Reproduce the records below, substituting "delete-icon" for "trash-icon" throughout and leaving everything else unchanged.

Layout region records
— Start —

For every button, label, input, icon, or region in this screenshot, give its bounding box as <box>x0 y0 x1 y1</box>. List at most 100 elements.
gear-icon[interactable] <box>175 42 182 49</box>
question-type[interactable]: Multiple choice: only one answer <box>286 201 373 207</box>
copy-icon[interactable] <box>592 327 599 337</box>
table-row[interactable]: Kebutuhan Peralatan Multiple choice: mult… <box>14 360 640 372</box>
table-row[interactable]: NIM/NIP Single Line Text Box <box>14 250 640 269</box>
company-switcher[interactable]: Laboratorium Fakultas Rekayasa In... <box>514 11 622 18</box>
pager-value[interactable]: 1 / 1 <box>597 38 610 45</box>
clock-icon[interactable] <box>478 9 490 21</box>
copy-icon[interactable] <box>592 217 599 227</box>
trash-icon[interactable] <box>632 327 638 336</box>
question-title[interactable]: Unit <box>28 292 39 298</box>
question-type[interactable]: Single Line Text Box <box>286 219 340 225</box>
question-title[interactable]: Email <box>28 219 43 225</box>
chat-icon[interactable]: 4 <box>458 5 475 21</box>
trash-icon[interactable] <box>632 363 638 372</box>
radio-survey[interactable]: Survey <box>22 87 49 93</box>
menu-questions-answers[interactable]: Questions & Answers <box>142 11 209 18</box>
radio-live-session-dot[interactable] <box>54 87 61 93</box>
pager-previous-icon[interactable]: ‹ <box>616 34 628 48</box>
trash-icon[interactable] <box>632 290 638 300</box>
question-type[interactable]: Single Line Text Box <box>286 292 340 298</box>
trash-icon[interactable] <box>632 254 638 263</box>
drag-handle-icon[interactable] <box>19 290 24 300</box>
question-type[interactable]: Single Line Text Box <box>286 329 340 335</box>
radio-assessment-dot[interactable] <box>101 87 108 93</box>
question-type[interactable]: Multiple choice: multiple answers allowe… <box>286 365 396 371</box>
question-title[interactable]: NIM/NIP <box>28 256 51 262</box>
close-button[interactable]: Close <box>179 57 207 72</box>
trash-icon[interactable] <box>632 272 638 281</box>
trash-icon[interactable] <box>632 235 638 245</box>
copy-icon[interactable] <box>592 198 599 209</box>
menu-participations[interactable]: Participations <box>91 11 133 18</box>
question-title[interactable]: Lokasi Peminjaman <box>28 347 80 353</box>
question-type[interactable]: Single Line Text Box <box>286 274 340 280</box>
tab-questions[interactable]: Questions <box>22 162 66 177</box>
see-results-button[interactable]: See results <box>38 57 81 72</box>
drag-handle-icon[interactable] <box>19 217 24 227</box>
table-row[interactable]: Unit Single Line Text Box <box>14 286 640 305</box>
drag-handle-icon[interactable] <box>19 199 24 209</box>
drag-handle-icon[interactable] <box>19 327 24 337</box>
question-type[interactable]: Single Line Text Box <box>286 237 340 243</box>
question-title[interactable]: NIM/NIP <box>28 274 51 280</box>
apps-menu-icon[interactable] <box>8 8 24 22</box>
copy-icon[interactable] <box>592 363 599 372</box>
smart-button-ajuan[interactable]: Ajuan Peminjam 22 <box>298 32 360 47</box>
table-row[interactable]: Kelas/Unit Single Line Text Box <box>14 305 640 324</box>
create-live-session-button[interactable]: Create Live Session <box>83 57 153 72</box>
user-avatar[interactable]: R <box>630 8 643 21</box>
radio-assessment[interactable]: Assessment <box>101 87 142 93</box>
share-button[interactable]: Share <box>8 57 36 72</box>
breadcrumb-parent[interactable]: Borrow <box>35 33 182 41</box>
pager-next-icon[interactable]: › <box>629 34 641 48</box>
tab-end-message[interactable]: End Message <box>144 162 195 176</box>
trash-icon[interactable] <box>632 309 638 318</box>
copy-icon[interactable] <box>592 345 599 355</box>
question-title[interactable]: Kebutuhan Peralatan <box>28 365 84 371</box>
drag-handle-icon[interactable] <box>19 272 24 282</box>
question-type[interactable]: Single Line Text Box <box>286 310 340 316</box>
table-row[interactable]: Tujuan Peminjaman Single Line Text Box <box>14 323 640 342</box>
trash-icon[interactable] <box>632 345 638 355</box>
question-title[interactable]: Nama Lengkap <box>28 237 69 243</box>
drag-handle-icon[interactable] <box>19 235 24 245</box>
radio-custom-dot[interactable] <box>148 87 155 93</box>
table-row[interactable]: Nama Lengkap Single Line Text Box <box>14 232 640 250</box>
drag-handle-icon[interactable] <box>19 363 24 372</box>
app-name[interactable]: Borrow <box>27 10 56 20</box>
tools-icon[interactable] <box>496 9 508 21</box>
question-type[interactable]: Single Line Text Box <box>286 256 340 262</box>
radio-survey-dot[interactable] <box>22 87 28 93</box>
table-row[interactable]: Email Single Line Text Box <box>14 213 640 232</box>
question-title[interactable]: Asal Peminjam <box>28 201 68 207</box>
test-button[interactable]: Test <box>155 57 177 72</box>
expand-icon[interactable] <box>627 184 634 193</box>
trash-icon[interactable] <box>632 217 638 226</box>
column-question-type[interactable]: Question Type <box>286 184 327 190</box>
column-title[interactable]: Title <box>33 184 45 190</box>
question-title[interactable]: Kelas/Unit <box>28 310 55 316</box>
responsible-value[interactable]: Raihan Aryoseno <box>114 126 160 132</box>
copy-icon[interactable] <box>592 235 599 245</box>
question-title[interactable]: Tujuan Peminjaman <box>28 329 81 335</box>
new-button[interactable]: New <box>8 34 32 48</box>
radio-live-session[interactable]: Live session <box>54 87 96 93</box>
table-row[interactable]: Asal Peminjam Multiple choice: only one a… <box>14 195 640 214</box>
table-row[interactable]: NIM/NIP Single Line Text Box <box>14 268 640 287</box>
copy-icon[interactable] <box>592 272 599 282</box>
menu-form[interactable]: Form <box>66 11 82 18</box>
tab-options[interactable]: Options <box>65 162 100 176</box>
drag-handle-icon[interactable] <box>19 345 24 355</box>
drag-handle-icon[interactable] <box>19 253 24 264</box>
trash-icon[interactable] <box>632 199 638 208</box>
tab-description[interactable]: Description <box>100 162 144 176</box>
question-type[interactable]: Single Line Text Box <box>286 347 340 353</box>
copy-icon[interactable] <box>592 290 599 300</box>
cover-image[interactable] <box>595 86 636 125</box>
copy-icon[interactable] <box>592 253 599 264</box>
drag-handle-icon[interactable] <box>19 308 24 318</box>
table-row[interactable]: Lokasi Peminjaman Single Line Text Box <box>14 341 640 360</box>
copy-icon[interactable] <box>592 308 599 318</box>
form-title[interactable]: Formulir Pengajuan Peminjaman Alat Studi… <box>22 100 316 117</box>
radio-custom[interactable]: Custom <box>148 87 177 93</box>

— End —

TASK RESULT
For every button, label, input, icon, or region in this screenshot, give its bounding box as <box>x0 y0 x1 y1</box>. List at most 100 elements.
gear-icon[interactable] <box>175 42 182 49</box>
question-type[interactable]: Multiple choice: only one answer <box>286 201 373 207</box>
copy-icon[interactable] <box>592 327 599 337</box>
table-row[interactable]: Kebutuhan Peralatan Multiple choice: mult… <box>14 360 640 372</box>
table-row[interactable]: NIM/NIP Single Line Text Box <box>14 250 640 269</box>
company-switcher[interactable]: Laboratorium Fakultas Rekayasa In... <box>514 11 622 18</box>
pager-value[interactable]: 1 / 1 <box>597 38 610 45</box>
clock-icon[interactable] <box>478 9 490 21</box>
copy-icon[interactable] <box>592 217 599 227</box>
delete-icon[interactable] <box>632 327 638 336</box>
question-title[interactable]: Unit <box>28 292 39 298</box>
question-type[interactable]: Single Line Text Box <box>286 219 340 225</box>
question-title[interactable]: Email <box>28 219 43 225</box>
chat-icon[interactable]: 4 <box>458 5 475 21</box>
delete-icon[interactable] <box>632 363 638 372</box>
radio-survey[interactable]: Survey <box>22 87 49 93</box>
menu-questions-answers[interactable]: Questions & Answers <box>142 11 209 18</box>
radio-live-session-dot[interactable] <box>54 87 61 93</box>
pager-previous-icon[interactable]: ‹ <box>616 34 628 48</box>
delete-icon[interactable] <box>632 290 638 300</box>
question-type[interactable]: Single Line Text Box <box>286 292 340 298</box>
delete-icon[interactable] <box>632 254 638 263</box>
drag-handle-icon[interactable] <box>19 290 24 300</box>
question-type[interactable]: Single Line Text Box <box>286 329 340 335</box>
radio-assessment-dot[interactable] <box>101 87 108 93</box>
question-type[interactable]: Multiple choice: multiple answers allowe… <box>286 365 396 371</box>
question-title[interactable]: NIM/NIP <box>28 256 51 262</box>
close-button[interactable]: Close <box>179 57 207 72</box>
delete-icon[interactable] <box>632 272 638 281</box>
delete-icon[interactable] <box>632 235 638 245</box>
copy-icon[interactable] <box>592 198 599 209</box>
menu-participations[interactable]: Participations <box>91 11 133 18</box>
question-title[interactable]: Lokasi Peminjaman <box>28 347 80 353</box>
question-type[interactable]: Single Line Text Box <box>286 274 340 280</box>
tab-questions[interactable]: Questions <box>22 162 66 177</box>
see-results-button[interactable]: See results <box>38 57 81 72</box>
drag-handle-icon[interactable] <box>19 217 24 227</box>
table-row[interactable]: Unit Single Line Text Box <box>14 286 640 305</box>
drag-handle-icon[interactable] <box>19 199 24 209</box>
drag-handle-icon[interactable] <box>19 327 24 337</box>
question-type[interactable]: Single Line Text Box <box>286 237 340 243</box>
question-title[interactable]: NIM/NIP <box>28 274 51 280</box>
apps-menu-icon[interactable] <box>8 8 24 22</box>
copy-icon[interactable] <box>592 363 599 372</box>
smart-button-ajuan[interactable]: Ajuan Peminjam 22 <box>298 32 360 47</box>
table-row[interactable]: Kelas/Unit Single Line Text Box <box>14 305 640 324</box>
create-live-session-button[interactable]: Create Live Session <box>83 57 153 72</box>
user-avatar[interactable]: R <box>630 8 643 21</box>
radio-assessment[interactable]: Assessment <box>101 87 142 93</box>
share-button[interactable]: Share <box>8 57 36 72</box>
breadcrumb-parent[interactable]: Borrow <box>35 33 182 41</box>
pager-next-icon[interactable]: › <box>629 34 641 48</box>
tab-end-message[interactable]: End Message <box>144 162 195 176</box>
delete-icon[interactable] <box>632 309 638 318</box>
copy-icon[interactable] <box>592 345 599 355</box>
question-title[interactable]: Kebutuhan Peralatan <box>28 365 84 371</box>
drag-handle-icon[interactable] <box>19 272 24 282</box>
question-type[interactable]: Single Line Text Box <box>286 310 340 316</box>
table-row[interactable]: Tujuan Peminjaman Single Line Text Box <box>14 323 640 342</box>
delete-icon[interactable] <box>632 345 638 355</box>
question-title[interactable]: Nama Lengkap <box>28 237 69 243</box>
drag-handle-icon[interactable] <box>19 235 24 245</box>
radio-custom-dot[interactable] <box>148 87 155 93</box>
table-row[interactable]: Nama Lengkap Single Line Text Box <box>14 232 640 250</box>
drag-handle-icon[interactable] <box>19 363 24 372</box>
app-name[interactable]: Borrow <box>27 10 56 20</box>
tools-icon[interactable] <box>496 9 508 21</box>
question-type[interactable]: Single Line Text Box <box>286 256 340 262</box>
radio-survey-dot[interactable] <box>22 87 28 93</box>
table-row[interactable]: Email Single Line Text Box <box>14 213 640 232</box>
question-title[interactable]: Asal Peminjam <box>28 201 68 207</box>
test-button[interactable]: Test <box>155 57 177 72</box>
expand-icon[interactable] <box>627 184 634 193</box>
delete-icon[interactable] <box>632 217 638 226</box>
column-question-type[interactable]: Question Type <box>286 184 327 190</box>
column-title[interactable]: Title <box>33 184 45 190</box>
question-title[interactable]: Kelas/Unit <box>28 310 55 316</box>
responsible-value[interactable]: Raihan Aryoseno <box>114 126 160 132</box>
copy-icon[interactable] <box>592 235 599 245</box>
question-title[interactable]: Tujuan Peminjaman <box>28 329 81 335</box>
new-button[interactable]: New <box>8 34 32 48</box>
radio-live-session[interactable]: Live session <box>54 87 96 93</box>
table-row[interactable]: Asal Peminjam Multiple choice: only one a… <box>14 195 640 214</box>
table-row[interactable]: NIM/NIP Single Line Text Box <box>14 268 640 287</box>
copy-icon[interactable] <box>592 272 599 282</box>
menu-form[interactable]: Form <box>66 11 82 18</box>
tab-options[interactable]: Options <box>65 162 100 176</box>
drag-handle-icon[interactable] <box>19 345 24 355</box>
drag-handle-icon[interactable] <box>19 253 24 264</box>
delete-icon[interactable] <box>632 199 638 208</box>
tab-description[interactable]: Description <box>100 162 144 176</box>
question-type[interactable]: Single Line Text Box <box>286 347 340 353</box>
copy-icon[interactable] <box>592 290 599 300</box>
cover-image[interactable] <box>595 86 636 125</box>
copy-icon[interactable] <box>592 253 599 264</box>
drag-handle-icon[interactable] <box>19 308 24 318</box>
table-row[interactable]: Lokasi Peminjaman Single Line Text Box <box>14 341 640 360</box>
copy-icon[interactable] <box>592 308 599 318</box>
form-title[interactable]: Formulir Pengajuan Peminjaman Alat Studi… <box>22 100 316 117</box>
radio-custom[interactable]: Custom <box>148 87 177 93</box>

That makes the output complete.